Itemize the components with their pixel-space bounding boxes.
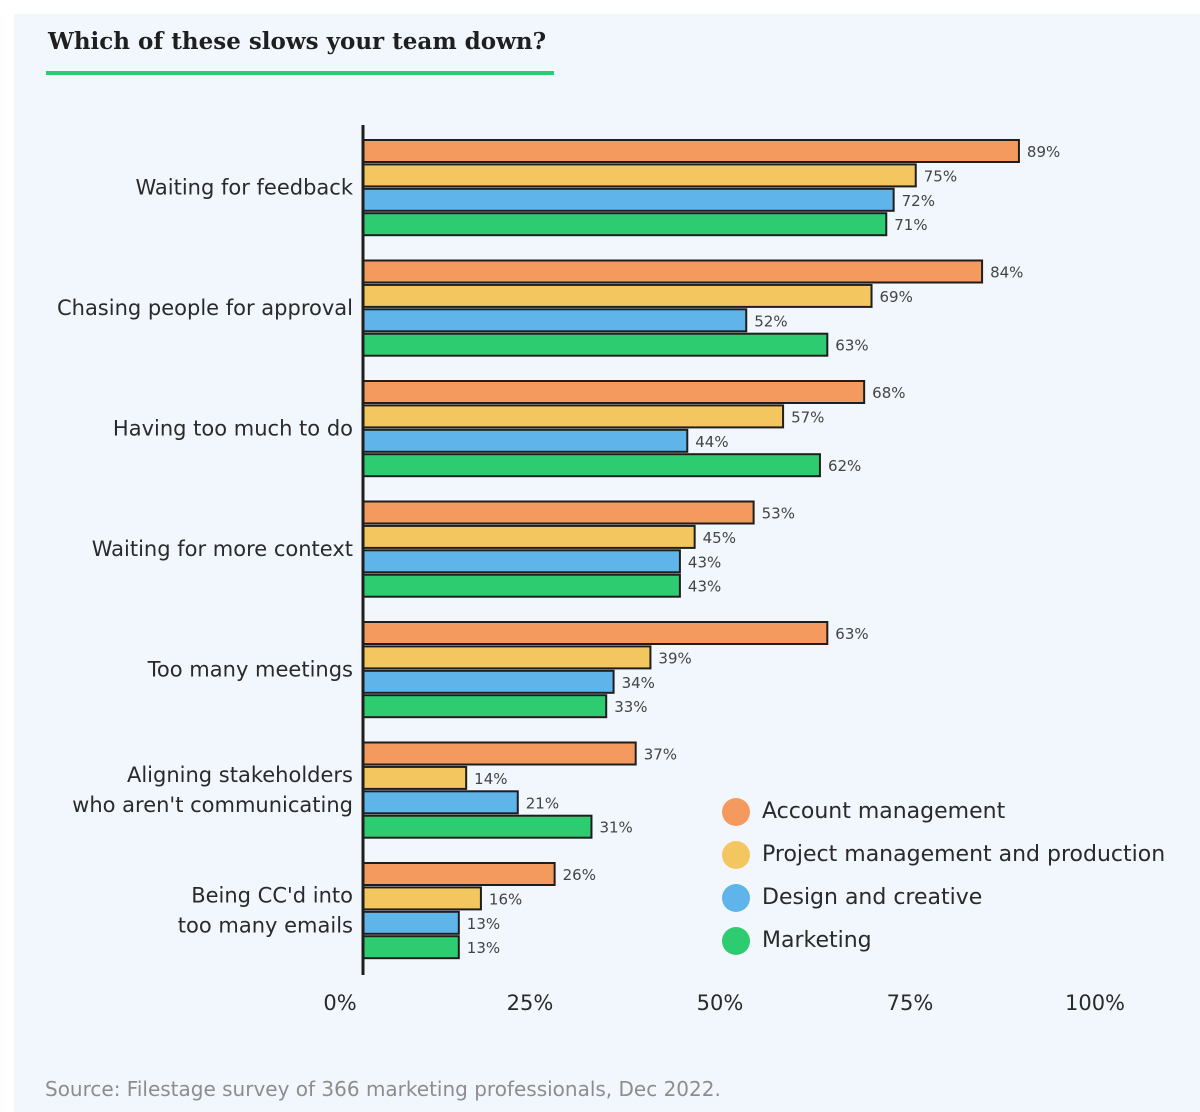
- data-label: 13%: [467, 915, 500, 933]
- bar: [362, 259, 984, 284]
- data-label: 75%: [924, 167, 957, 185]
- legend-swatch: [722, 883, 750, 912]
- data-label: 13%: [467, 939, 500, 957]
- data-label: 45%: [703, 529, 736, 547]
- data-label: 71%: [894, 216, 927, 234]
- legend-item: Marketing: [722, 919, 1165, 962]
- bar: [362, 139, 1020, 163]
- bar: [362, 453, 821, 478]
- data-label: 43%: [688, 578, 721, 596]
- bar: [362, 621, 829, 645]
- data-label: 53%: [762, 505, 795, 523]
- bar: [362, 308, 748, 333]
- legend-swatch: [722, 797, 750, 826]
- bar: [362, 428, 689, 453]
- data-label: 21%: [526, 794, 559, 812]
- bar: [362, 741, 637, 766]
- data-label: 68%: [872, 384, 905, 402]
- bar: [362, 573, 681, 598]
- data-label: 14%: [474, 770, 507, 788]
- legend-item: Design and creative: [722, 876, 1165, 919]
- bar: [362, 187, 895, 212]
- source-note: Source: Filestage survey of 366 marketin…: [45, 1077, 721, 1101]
-*-*-
• Challenge: Rewrite the stretch of the material above from the line containing "- data-label: 13%: [467, 915, 500, 933]" through the line containing "- data-label: 71%: [894, 216, 927, 234]", replacing "legend-swatch" with "legend-marker" and leaving everything else unchanged. Return only those lines.

• Full output:
- data-label: 13%: [467, 915, 500, 933]
- bar: [362, 259, 984, 284]
- data-label: 75%: [924, 167, 957, 185]
- legend-marker: [722, 883, 750, 912]
- data-label: 13%: [467, 939, 500, 957]
- data-label: 45%: [703, 529, 736, 547]
- data-label: 71%: [894, 216, 927, 234]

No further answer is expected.